Exercise data =>

[START]

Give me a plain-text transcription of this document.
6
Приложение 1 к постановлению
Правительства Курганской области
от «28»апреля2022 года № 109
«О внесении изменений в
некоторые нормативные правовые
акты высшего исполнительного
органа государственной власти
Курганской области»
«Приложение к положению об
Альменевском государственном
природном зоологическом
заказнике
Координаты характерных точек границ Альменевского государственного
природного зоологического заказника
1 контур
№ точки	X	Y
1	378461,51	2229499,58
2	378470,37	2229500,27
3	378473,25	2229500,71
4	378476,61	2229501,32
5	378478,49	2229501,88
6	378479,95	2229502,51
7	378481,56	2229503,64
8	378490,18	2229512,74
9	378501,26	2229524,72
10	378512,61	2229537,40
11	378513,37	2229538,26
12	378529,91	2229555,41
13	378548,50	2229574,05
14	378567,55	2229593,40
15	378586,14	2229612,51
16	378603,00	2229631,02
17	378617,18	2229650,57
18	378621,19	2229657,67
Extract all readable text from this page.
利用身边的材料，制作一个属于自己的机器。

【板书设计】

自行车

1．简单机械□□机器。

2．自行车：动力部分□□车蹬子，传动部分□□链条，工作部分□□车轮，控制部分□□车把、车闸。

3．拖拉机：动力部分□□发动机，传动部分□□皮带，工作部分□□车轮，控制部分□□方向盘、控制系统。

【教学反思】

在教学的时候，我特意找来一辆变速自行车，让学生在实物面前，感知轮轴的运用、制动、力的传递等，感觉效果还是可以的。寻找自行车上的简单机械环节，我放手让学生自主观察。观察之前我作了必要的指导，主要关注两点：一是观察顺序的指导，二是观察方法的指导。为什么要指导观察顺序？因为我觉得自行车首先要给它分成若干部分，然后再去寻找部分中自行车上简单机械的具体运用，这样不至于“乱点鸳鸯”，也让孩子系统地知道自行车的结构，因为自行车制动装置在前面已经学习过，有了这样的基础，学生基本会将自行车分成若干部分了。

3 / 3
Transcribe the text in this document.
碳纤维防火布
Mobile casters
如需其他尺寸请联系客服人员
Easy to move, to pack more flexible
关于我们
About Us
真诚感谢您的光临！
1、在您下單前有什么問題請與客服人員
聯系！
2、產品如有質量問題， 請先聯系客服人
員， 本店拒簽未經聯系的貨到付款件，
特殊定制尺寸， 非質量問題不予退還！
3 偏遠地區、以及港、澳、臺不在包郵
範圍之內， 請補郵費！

[END]

Prompt => Begin with the line containing "Extract all readable text from this page." and repeat each line exactly until the records above end.

Solution for this problem =>
Extract all readable text from this page.
利用身边的材料，制作一个属于自己的机器。

【板书设计】

自行车

1．简单机械□□机器。

2．自行车：动力部分□□车蹬子，传动部分□□链条，工作部分□□车轮，控制部分□□车把、车闸。

3．拖拉机：动力部分□□发动机，传动部分□□皮带，工作部分□□车轮，控制部分□□方向盘、控制系统。

【教学反思】

在教学的时候，我特意找来一辆变速自行车，让学生在实物面前，感知轮轴的运用、制动、力的传递等，感觉效果还是可以的。寻找自行车上的简单机械环节，我放手让学生自主观察。观察之前我作了必要的指导，主要关注两点：一是观察顺序的指导，二是观察方法的指导。为什么要指导观察顺序？因为我觉得自行车首先要给它分成若干部分，然后再去寻找部分中自行车上简单机械的具体运用，这样不至于“乱点鸳鸯”，也让孩子系统地知道自行车的结构，因为自行车制动装置在前面已经学习过，有了这样的基础，学生基本会将自行车分成若干部分了。

3 / 3
Transcribe the text in this document.
碳纤维防火布
Mobile casters
如需其他尺寸请联系客服人员
Easy to move, to pack more flexible
关于我们
About Us
真诚感谢您的光临！
1、在您下單前有什么問題請與客服人員
聯系！
2、產品如有質量問題， 請先聯系客服人
員， 本店拒簽未經聯系的貨到付款件，
特殊定制尺寸， 非質量問題不予退還！
3 偏遠地區、以及港、澳、臺不在包郵
範圍之內， 請補郵費！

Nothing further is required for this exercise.